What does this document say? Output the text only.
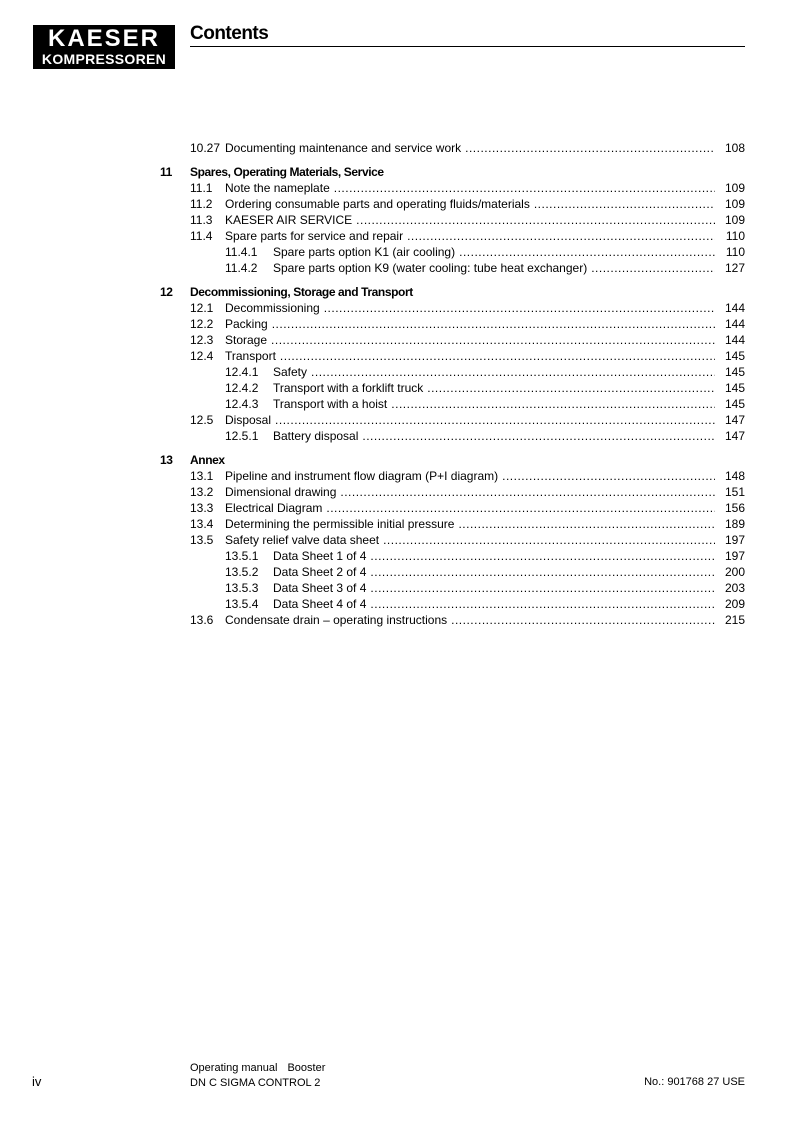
KAESER
KOMPRESSOREN
Contents
10.27 Documenting maintenance and service work .....	108
11 Spares, Operating Materials, Service
11.1 Note the nameplate .....	109
11.2 Ordering consumable parts and operating fluids/materials .....	109
11.3 KAESER AIR SERVICE .....	109
11.4 Spare parts for service and repair .....	110
11.4.1 Spare parts option K1 (air cooling) .....	110
11.4.2 Spare parts option K9 (water cooling: tube heat exchanger) .....	127
12 Decommissioning, Storage and Transport
12.1 Decommissioning .....	144
12.2 Packing .....	144
12.3 Storage .....	144
12.4 Transport .....	145
12.4.1 Safety .....	145
12.4.2 Transport with a forklift truck .....	145
12.4.3 Transport with a hoist .....	145
12.5 Disposal .....	147
12.5.1 Battery disposal .....	147
13 Annex
13.1 Pipeline and instrument flow diagram (P+I diagram) .....	148
13.2 Dimensional drawing .....	151
13.3 Electrical Diagram .....	156
13.4 Determining the permissible initial pressure .....	189
13.5 Safety relief valve data sheet .....	197
13.5.1 Data Sheet 1 of 4 .....	197
13.5.2 Data Sheet 2 of 4 .....	200
13.5.3 Data Sheet 3 of 4 .....	203
13.5.4 Data Sheet 4 of 4 .....	209
13.6 Condensate drain – operating instructions .....	215
Operating manual Booster
DN C SIGMA CONTROL 2
iv	No.: 901768 27 USE
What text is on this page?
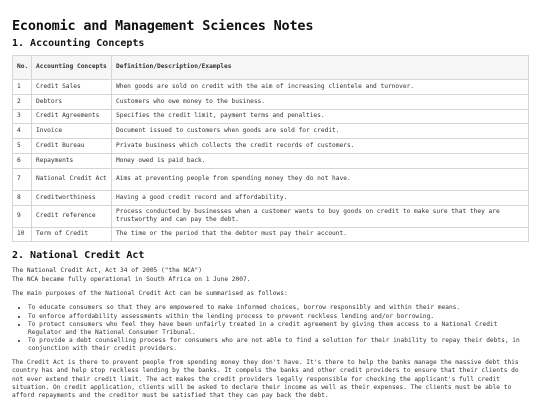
Economic and Management Sciences Notes
1. Accounting Concepts
No.	Accounting Concepts	Definition/Description/Examples
1	Credit Sales	When goods are sold on credit with the aim of increasing clientele and turnover.
2	Debtors	Customers who owe money to the business.
3	Credit Agreements	Specifies the credit limit, payment terms and penalties.
4	Invoice	Document issued to customers when goods are sold for credit.
5	Credit Bureau	Private business which collects the credit records of customers.
6	Repayments	Money owed is paid back.
7	National Credit Act	Aims at preventing people from spending money they do not have.
8	Creditworthiness	Having a good credit record and affordability.
9	Credit reference	Process conducted by businesses when a customer wants to buy goods on credit to make sure that they are trustworthy and can pay the debt.
10	Term of Credit	The time or the period that the debtor must pay their account.
2. National Credit Act

The National Credit Act, Act 34 of 2005 ("the NCA")
The NCA became fully operational in South Africa on 1 June 2007.

The main purposes of the National Credit Act can be summarised as follows:

• To educate consumers so that they are empowered to make informed choices, borrow responsibly and within their means.
• To enforce affordability assessments within the lending process to prevent reckless lending and/or borrowing.
• To protect consumers who feel they have been unfairly treated in a credit agreement by giving them access to a National Credit Regulator and the National Consumer Tribunal.
• To provide a debt counselling process for consumers who are not able to find a solution for their inability to repay their debts, in conjunction with their credit providers.

The Credit Act is there to prevent people from spending money they don't have. It's there to help the banks manage the massive debt this country has and help stop reckless lending by the banks. It compels the banks and other credit providers to ensure that their clients do not ever extend their credit limit. The act makes the credit providers legally responsible for checking the applicant's full credit situation. On credit application, clients will be asked to declare their income as well as their expenses. The clients must be able to afford repayments and the creditor must be satisfied that they can pay back the debt.
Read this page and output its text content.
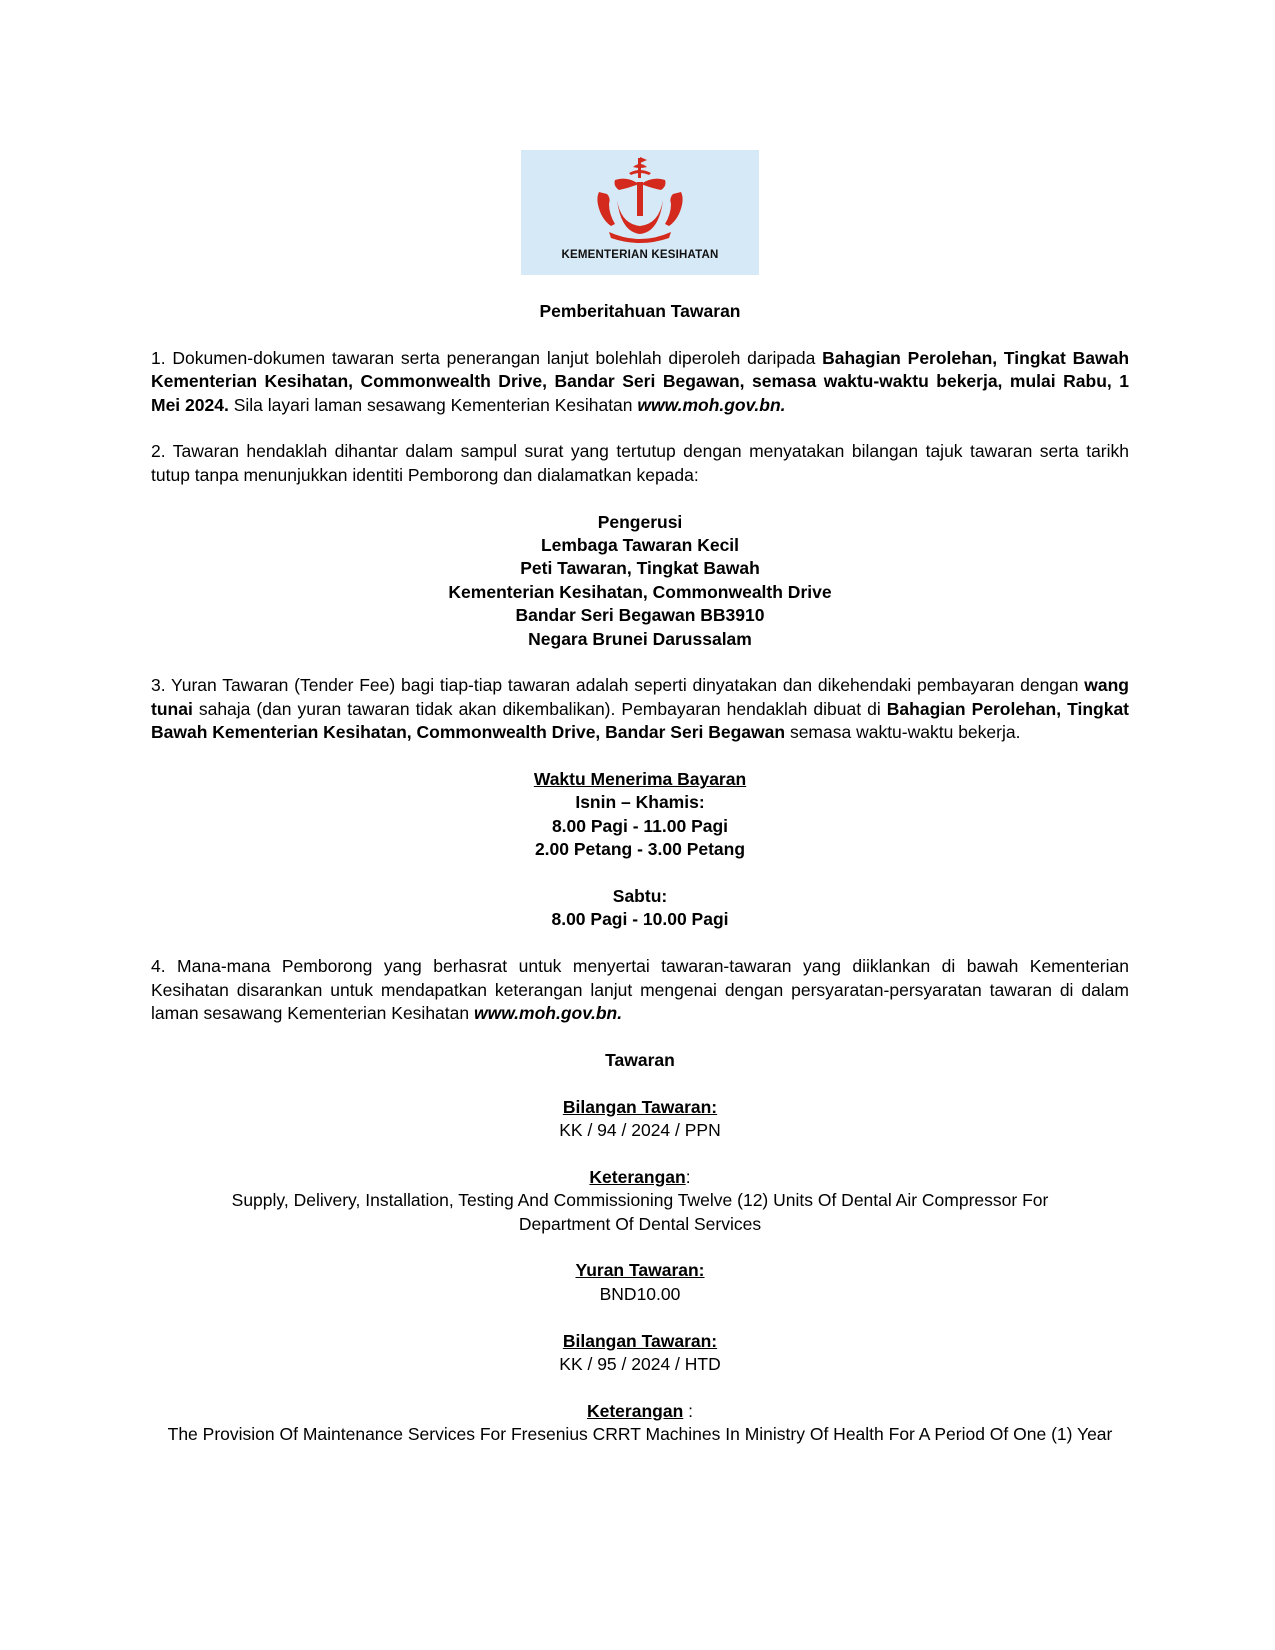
KEMENTERIAN KESIHATAN

Pemberitahuan Tawaran

1. Dokumen-dokumen tawaran serta penerangan lanjut bolehlah diperoleh daripada Bahagian Perolehan, Tingkat Bawah Kementerian Kesihatan, Commonwealth Drive, Bandar Seri Begawan, semasa waktu-waktu bekerja, mulai Rabu, 1 Mei 2024. Sila layari laman sesawang Kementerian Kesihatan www.moh.gov.bn.

2. Tawaran hendaklah dihantar dalam sampul surat yang tertutup dengan menyatakan bilangan tajuk tawaran serta tarikh tutup tanpa menunjukkan identiti Pemborong dan dialamatkan kepada:

Pengerusi
Lembaga Tawaran Kecil
Peti Tawaran, Tingkat Bawah
Kementerian Kesihatan, Commonwealth Drive
Bandar Seri Begawan BB3910
Negara Brunei Darussalam

3. Yuran Tawaran (Tender Fee) bagi tiap-tiap tawaran adalah seperti dinyatakan dan dikehendaki pembayaran dengan wang tunai sahaja (dan yuran tawaran tidak akan dikembalikan). Pembayaran hendaklah dibuat di Bahagian Perolehan, Tingkat Bawah Kementerian Kesihatan, Commonwealth Drive, Bandar Seri Begawan semasa waktu-waktu bekerja.

Waktu Menerima Bayaran
Isnin – Khamis:
8.00 Pagi - 11.00 Pagi
2.00 Petang - 3.00 Petang
Sabtu:
8.00 Pagi - 10.00 Pagi

4. Mana-mana Pemborong yang berhasrat untuk menyertai tawaran-tawaran yang diiklankan di bawah Kementerian Kesihatan disarankan untuk mendapatkan keterangan lanjut mengenai dengan persyaratan-persyaratan tawaran di dalam laman sesawang Kementerian Kesihatan www.moh.gov.bn.

Tawaran

Bilangan Tawaran:
KK / 94 / 2024 / PPN
Keterangan:
Supply, Delivery, Installation, Testing And Commissioning Twelve (12) Units Of Dental Air Compressor For Department Of Dental Services
Yuran Tawaran:
BND10.00
Bilangan Tawaran:
KK / 95 / 2024 / HTD
Keterangan :
The Provision Of Maintenance Services For Fresenius CRRT Machines In Ministry Of Health For A Period Of One (1) Year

════════════════════

## The task
Pull every line containing the word "this" out of the material and copy it.

## Solution
What does this document say? Output the text only.
What text is on this page?
The Credit Act is there to prevent people from spending money they don't have. It's there to help the banks manage the massive debt this country has and help stop reckless lending by the banks. It compels the banks and other credit providers to ensure that their clients do not ever extend their credit limit. The act makes the credit providers legally responsible for checking the applicant's full credit situation. On credit application, clients will be asked to declare their income as well as their expenses. The clients must be able to afford repayments and the creditor must be satisfied that they can pay back the debt.
Read this page and output its text content.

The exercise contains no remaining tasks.